» PROBLEM TO WORK ON
Output the data below in full, byte for byte. Nothing may differ.

* Start SOURCE MATERIAL *

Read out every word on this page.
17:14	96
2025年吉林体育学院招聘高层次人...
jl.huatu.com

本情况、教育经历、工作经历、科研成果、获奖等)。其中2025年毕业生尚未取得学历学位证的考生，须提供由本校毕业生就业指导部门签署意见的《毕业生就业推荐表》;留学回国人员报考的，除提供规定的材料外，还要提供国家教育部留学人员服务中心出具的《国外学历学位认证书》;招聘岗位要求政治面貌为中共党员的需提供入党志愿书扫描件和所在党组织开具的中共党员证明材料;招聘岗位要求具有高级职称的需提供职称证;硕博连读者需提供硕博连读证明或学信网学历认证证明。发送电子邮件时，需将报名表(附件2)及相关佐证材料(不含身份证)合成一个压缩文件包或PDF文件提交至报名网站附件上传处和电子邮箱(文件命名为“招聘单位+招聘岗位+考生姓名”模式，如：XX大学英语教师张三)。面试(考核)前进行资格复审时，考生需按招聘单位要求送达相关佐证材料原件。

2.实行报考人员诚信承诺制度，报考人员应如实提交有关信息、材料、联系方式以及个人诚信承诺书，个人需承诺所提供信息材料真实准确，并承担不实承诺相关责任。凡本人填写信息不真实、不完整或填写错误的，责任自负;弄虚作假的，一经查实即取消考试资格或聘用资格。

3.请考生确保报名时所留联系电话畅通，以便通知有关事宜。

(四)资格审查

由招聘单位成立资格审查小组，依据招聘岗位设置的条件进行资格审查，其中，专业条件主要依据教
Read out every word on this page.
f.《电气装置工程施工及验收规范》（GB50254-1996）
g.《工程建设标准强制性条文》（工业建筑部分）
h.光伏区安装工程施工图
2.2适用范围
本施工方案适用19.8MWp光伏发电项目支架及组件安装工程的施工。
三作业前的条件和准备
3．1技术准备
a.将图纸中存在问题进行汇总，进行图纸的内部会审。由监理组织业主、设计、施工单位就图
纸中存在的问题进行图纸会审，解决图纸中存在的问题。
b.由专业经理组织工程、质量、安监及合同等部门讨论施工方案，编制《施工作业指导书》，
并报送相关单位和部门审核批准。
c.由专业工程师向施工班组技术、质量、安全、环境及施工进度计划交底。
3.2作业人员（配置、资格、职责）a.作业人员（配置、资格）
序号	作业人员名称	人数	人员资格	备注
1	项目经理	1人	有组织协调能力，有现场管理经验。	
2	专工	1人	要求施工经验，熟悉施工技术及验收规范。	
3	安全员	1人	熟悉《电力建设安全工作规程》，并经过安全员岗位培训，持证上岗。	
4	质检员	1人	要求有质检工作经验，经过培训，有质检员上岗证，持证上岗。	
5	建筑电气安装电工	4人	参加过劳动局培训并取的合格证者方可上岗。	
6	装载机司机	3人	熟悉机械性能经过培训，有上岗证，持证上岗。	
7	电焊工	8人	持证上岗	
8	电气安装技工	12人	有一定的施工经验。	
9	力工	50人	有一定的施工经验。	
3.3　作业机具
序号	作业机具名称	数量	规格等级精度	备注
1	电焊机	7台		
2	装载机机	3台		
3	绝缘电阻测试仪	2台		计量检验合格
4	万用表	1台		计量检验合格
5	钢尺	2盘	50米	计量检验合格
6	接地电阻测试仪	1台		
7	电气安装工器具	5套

* End SOURCE MATERIAL *

» THE OUTPUT
Read out every word on this page.
17:14	96
2025年吉林体育学院招聘高层次人...
jl.huatu.com

本情况、教育经历、工作经历、科研成果、获奖等)。其中2025年毕业生尚未取得学历学位证的考生，须提供由本校毕业生就业指导部门签署意见的《毕业生就业推荐表》;留学回国人员报考的，除提供规定的材料外，还要提供国家教育部留学人员服务中心出具的《国外学历学位认证书》;招聘岗位要求政治面貌为中共党员的需提供入党志愿书扫描件和所在党组织开具的中共党员证明材料;招聘岗位要求具有高级职称的需提供职称证;硕博连读者需提供硕博连读证明或学信网学历认证证明。发送电子邮件时，需将报名表(附件2)及相关佐证材料(不含身份证)合成一个压缩文件包或PDF文件提交至报名网站附件上传处和电子邮箱(文件命名为“招聘单位+招聘岗位+考生姓名”模式，如：XX大学英语教师张三)。面试(考核)前进行资格复审时，考生需按招聘单位要求送达相关佐证材料原件。

2.实行报考人员诚信承诺制度，报考人员应如实提交有关信息、材料、联系方式以及个人诚信承诺书，个人需承诺所提供信息材料真实准确，并承担不实承诺相关责任。凡本人填写信息不真实、不完整或填写错误的，责任自负;弄虚作假的，一经查实即取消考试资格或聘用资格。

3.请考生确保报名时所留联系电话畅通，以便通知有关事宜。

(四)资格审查

由招聘单位成立资格审查小组，依据招聘岗位设置的条件进行资格审查，其中，专业条件主要依据教
Read out every word on this page.
f.《电气装置工程施工及验收规范》（GB50254-1996）
g.《工程建设标准强制性条文》（工业建筑部分）
h.光伏区安装工程施工图
2.2适用范围
本施工方案适用19.8MWp光伏发电项目支架及组件安装工程的施工。
三作业前的条件和准备
3．1技术准备
a.将图纸中存在问题进行汇总，进行图纸的内部会审。由监理组织业主、设计、施工单位就图
纸中存在的问题进行图纸会审，解决图纸中存在的问题。
b.由专业经理组织工程、质量、安监及合同等部门讨论施工方案，编制《施工作业指导书》，
并报送相关单位和部门审核批准。
c.由专业工程师向施工班组技术、质量、安全、环境及施工进度计划交底。
3.2作业人员（配置、资格、职责）a.作业人员（配置、资格）
序号	作业人员名称	人数	人员资格	备注
1	项目经理	1人	有组织协调能力，有现场管理经验。	
2	专工	1人	要求施工经验，熟悉施工技术及验收规范。	
3	安全员	1人	熟悉《电力建设安全工作规程》，并经过安全员岗位培训，持证上岗。	
4	质检员	1人	要求有质检工作经验，经过培训，有质检员上岗证，持证上岗。	
5	建筑电气安装电工	4人	参加过劳动局培训并取的合格证者方可上岗。	
6	装载机司机	3人	熟悉机械性能经过培训，有上岗证，持证上岗。	
7	电焊工	8人	持证上岗	
8	电气安装技工	12人	有一定的施工经验。	
9	力工	50人	有一定的施工经验。	
3.3　作业机具
序号	作业机具名称	数量	规格等级精度	备注
1	电焊机	7台		
2	装载机机	3台		
3	绝缘电阻测试仪	2台		计量检验合格
4	万用表	1台		计量检验合格
5	钢尺	2盘	50米	计量检验合格
6	接地电阻测试仪	1台		
7	电气安装工器具	5套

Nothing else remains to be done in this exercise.